READING PASSAGE:
I mostly knew Colmar from summer postcards: flowers spilling over balconies, canals lined with pastel walls. But in December and January, it assumes a different reputation as one of the most aggressively festive towns in France. I arrived on 30 December, half expecting the seasonal layer to have thinned out.
It hadn’t.
Colmar in winter is hard to view as a functioning town. The streets are too neat, the timbered façades too carefully dressed. After a while, you stop looking for cracks in the illusion. By the end of a winter day here, teddy bears seem to outnumber anything resembling ordinary life.
In Brief
- Time: 6–8 hours (day trip).
- Dates: Markets close ~29 December; physical decorations remain until mid-January.
- Transport: Direct train from Strasbourg or Basel (30–45 mins).
- Base: Strasbourg.
What to Expect: Teddy Bears and Uneventful Arrivals
The walk from the station initially feels surprisingly ordinary. You pass normal streets at a standard pace, completely devoid of sparkle. It is just enough time to wonder whether the fairy tale is a marketing fabrication. Then you reach Little Venice, and the structural pattern of the town reveals itself.
At first, the decorations are discreet. One bear in a window, another positioned above a door. But a few steps later, the repetition takes over. Plush bears, wooden bears, drawn bears.

At this level of density, you are no longer shopping. You are just trying to escape without knocking over a platoon of identical ornaments.
You eventually stop counting. Not because there are too many, but because the counting itself stops making sense. While there are trees, snowmen, and garlands, they act as secondary props. The bears hold the visual composition together, quietly linking one street to the next. One of the most surprising things about Colmar in December is realising that cosiness here stops being an atmosphere and starts behaving like municipal infrastructure.

DATA IN THIS EXERCISE:
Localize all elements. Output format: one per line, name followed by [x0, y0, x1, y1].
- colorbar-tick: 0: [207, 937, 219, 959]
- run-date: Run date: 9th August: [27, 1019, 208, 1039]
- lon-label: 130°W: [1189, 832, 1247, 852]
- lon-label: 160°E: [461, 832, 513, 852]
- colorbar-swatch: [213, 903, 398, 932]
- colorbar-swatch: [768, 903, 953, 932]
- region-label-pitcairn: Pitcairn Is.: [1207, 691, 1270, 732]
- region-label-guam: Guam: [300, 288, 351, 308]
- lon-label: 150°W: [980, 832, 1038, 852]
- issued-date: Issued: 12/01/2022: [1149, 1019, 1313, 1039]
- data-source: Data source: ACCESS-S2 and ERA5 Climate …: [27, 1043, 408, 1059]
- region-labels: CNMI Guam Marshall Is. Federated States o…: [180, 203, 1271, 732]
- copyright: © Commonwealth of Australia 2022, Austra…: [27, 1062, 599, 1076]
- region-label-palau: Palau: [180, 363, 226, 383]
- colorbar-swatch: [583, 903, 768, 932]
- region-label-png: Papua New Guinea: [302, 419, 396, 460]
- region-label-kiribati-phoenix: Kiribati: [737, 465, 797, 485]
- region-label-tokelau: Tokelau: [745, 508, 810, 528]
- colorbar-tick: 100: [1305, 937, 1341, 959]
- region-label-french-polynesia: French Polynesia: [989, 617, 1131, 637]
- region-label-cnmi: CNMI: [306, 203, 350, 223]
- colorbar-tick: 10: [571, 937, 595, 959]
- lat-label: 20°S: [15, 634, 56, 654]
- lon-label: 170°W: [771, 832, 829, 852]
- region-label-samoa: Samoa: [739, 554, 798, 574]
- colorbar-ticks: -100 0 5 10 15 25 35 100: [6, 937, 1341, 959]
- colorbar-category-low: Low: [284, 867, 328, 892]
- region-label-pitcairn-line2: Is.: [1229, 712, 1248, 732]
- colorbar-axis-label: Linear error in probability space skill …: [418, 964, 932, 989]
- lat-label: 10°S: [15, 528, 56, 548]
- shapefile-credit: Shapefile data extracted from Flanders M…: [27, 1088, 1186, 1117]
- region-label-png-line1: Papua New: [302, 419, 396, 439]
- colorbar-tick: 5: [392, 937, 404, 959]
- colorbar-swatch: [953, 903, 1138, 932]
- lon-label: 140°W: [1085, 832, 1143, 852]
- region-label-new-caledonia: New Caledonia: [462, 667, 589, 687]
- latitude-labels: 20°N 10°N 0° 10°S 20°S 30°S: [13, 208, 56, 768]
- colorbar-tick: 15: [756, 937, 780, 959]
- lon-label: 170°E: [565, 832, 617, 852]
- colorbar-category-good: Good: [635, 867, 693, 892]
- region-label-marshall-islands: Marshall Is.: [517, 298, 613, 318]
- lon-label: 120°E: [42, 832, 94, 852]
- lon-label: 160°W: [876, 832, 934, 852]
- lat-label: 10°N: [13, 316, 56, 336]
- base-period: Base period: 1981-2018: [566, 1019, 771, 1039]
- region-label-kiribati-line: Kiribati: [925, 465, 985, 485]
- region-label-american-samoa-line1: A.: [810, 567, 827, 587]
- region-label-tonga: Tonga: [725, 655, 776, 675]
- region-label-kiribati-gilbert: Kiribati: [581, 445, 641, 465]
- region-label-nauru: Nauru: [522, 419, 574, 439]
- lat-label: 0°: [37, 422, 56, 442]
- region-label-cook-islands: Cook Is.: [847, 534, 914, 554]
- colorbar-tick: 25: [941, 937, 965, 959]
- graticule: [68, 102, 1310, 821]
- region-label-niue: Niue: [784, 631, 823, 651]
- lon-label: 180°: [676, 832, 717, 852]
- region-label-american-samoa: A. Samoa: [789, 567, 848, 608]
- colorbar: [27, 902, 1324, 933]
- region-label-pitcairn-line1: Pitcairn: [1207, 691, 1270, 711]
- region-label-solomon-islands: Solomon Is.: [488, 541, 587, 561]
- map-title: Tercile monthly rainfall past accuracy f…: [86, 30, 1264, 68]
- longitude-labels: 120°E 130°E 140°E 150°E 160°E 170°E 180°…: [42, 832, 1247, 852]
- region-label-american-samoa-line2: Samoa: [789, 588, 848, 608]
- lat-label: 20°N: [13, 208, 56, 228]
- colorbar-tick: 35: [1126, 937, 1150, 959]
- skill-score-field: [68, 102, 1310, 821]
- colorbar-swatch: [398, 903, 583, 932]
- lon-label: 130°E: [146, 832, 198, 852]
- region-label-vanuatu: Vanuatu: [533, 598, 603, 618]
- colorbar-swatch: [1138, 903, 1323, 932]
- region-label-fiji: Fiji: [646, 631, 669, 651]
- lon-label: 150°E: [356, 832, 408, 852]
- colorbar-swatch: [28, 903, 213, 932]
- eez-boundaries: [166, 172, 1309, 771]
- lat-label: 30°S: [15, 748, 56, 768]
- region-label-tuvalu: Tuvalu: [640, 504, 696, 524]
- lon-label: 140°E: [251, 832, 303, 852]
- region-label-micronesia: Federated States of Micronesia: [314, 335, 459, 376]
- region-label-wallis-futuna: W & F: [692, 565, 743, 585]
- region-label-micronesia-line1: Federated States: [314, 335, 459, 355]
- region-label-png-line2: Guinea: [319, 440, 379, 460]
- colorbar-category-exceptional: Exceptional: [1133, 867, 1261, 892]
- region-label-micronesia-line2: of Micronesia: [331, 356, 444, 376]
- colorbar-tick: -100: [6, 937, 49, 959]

REQUESTS:
[1] Answer these questions about the piece on Colmar in winter:
(a) On what date did the writer arrive in Colmar?
(b) How long does the direct train from Strasbourg or Basel take, according to the brief summary?
(c) Which part of town does the walk from the station reach before the town's pattern becomes clear?
[2] Quote the listing word for word, covering only the stretch from its first line through the line that contains "- lon-label: 120°E: [42, 832, 94, 852]".

RESPONSES IN ORDER:
[1]
(a) 30 December
(b) 30–45 minutes
(c) Little Venice

[2]
Localize all elements. Output format: one per line, name followed by [x0, y0, x1, y1].
- colorbar-tick: 0: [207, 937, 219, 959]
- run-date: Run date: 9th August: [27, 1019, 208, 1039]
- lon-label: 130°W: [1189, 832, 1247, 852]
- lon-label: 160°E: [461, 832, 513, 852]
- colorbar-swatch: [213, 903, 398, 932]
- colorbar-swatch: [768, 903, 953, 932]
- region-label-pitcairn: Pitcairn Is.: [1207, 691, 1270, 732]
- region-label-guam: Guam: [300, 288, 351, 308]
- lon-label: 150°W: [980, 832, 1038, 852]
- issued-date: Issued: 12/01/2022: [1149, 1019, 1313, 1039]
- data-source: Data source: ACCESS-S2 and ERA5 Climate …: [27, 1043, 408, 1059]
- region-labels: CNMI Guam Marshall Is. Federated States o…: [180, 203, 1271, 732]
- copyright: © Commonwealth of Australia 2022, Austra…: [27, 1062, 599, 1076]
- region-label-palau: Palau: [180, 363, 226, 383]
- colorbar-swatch: [583, 903, 768, 932]
- region-label-png: Papua New Guinea: [302, 419, 396, 460]
- region-label-kiribati-phoenix: Kiribati: [737, 465, 797, 485]
- region-label-tokelau: Tokelau: [745, 508, 810, 528]
- colorbar-tick: 100: [1305, 937, 1341, 959]
- region-label-french-polynesia: French Polynesia: [989, 617, 1131, 637]
- region-label-cnmi: CNMI: [306, 203, 350, 223]
- colorbar-tick: 10: [571, 937, 595, 959]
- lat-label: 20°S: [15, 634, 56, 654]
- lon-label: 170°W: [771, 832, 829, 852]
- region-label-samoa: Samoa: [739, 554, 798, 574]
- colorbar-ticks: -100 0 5 10 15 25 35 100: [6, 937, 1341, 959]
- colorbar-category-low: Low: [284, 867, 328, 892]
- region-label-pitcairn-line2: Is.: [1229, 712, 1248, 732]
- colorbar-axis-label: Linear error in probability space skill …: [418, 964, 932, 989]
- lat-label: 10°S: [15, 528, 56, 548]
- shapefile-credit: Shapefile data extracted from Flanders M…: [27, 1088, 1186, 1117]
- region-label-png-line1: Papua New: [302, 419, 396, 439]
- colorbar-tick: 5: [392, 937, 404, 959]
- colorbar-swatch: [953, 903, 1138, 932]
- lon-label: 140°W: [1085, 832, 1143, 852]
- region-label-new-caledonia: New Caledonia: [462, 667, 589, 687]
- latitude-labels: 20°N 10°N 0° 10°S 20°S 30°S: [13, 208, 56, 768]
- colorbar-tick: 15: [756, 937, 780, 959]
- lon-label: 170°E: [565, 832, 617, 852]
- colorbar-category-good: Good: [635, 867, 693, 892]
- region-label-marshall-islands: Marshall Is.: [517, 298, 613, 318]
- lon-label: 120°E: [42, 832, 94, 852]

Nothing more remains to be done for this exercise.